==== RECORDS SUPPLIED

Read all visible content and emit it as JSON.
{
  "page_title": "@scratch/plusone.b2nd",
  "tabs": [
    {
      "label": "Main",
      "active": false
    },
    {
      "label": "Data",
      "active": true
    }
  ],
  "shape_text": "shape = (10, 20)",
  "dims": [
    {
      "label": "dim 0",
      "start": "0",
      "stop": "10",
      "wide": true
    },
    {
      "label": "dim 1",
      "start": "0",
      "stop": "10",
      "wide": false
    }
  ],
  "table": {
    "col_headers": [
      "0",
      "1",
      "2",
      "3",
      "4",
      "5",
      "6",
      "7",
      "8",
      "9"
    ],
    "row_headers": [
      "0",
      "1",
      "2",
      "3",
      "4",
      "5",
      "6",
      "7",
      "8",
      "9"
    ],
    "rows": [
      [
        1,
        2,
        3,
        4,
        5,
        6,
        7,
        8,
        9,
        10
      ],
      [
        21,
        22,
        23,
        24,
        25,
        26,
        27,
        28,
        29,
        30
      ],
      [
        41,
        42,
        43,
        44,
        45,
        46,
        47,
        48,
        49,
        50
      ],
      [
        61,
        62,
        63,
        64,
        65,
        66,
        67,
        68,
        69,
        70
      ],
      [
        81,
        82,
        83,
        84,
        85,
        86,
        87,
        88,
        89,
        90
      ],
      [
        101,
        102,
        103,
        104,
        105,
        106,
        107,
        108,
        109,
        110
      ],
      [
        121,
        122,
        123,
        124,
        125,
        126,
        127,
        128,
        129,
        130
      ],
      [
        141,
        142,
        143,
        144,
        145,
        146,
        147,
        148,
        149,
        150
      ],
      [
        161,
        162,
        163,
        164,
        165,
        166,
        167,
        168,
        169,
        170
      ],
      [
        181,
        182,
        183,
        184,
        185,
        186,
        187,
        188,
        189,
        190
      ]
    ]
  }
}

========

● **SHORT TASK**
Write every line of the material above again, exactly.

● **COMPLETE ANSWER**
Read all visible content and emit it as JSON.
{
  "page_title": "@scratch/plusone.b2nd",
  "tabs": [
    {
      "label": "Main",
      "active": false
    },
    {
      "label": "Data",
      "active": true
    }
  ],
  "shape_text": "shape = (10, 20)",
  "dims": [
    {
      "label": "dim 0",
      "start": "0",
      "stop": "10",
      "wide": true
    },
    {
      "label": "dim 1",
      "start": "0",
      "stop": "10",
      "wide": false
    }
  ],
  "table": {
    "col_headers": [
      "0",
      "1",
      "2",
      "3",
      "4",
      "5",
      "6",
      "7",
      "8",
      "9"
    ],
    "row_headers": [
      "0",
      "1",
      "2",
      "3",
      "4",
      "5",
      "6",
      "7",
      "8",
      "9"
    ],
    "rows": [
      [
        1,
        2,
        3,
        4,
        5,
        6,
        7,
        8,
        9,
        10
      ],
      [
        21,
        22,
        23,
        24,
        25,
        26,
        27,
        28,
        29,
        30
      ],
      [
        41,
        42,
        43,
        44,
        45,
        46,
        47,
        48,
        49,
        50
      ],
      [
        61,
        62,
        63,
        64,
        65,
        66,
        67,
        68,
        69,
        70
      ],
      [
        81,
        82,
        83,
        84,
        85,
        86,
        87,
        88,
        89,
        90
      ],
      [
        101,
        102,
        103,
        104,
        105,
        106,
        107,
        108,
        109,
        110
      ],
      [
        121,
        122,
        123,
        124,
        125,
        126,
        127,
        128,
        129,
        130
      ],
      [
        141,
        142,
        143,
        144,
        145,
        146,
        147,
        148,
        149,
        150
      ],
      [
        161,
        162,
        163,
        164,
        165,
        166,
        167,
        168,
        169,
        170
      ],
      [
        181,
        182,
        183,
        184,
        185,
        186,
        187,
        188,
        189,
        190
      ]
    ]
  }
}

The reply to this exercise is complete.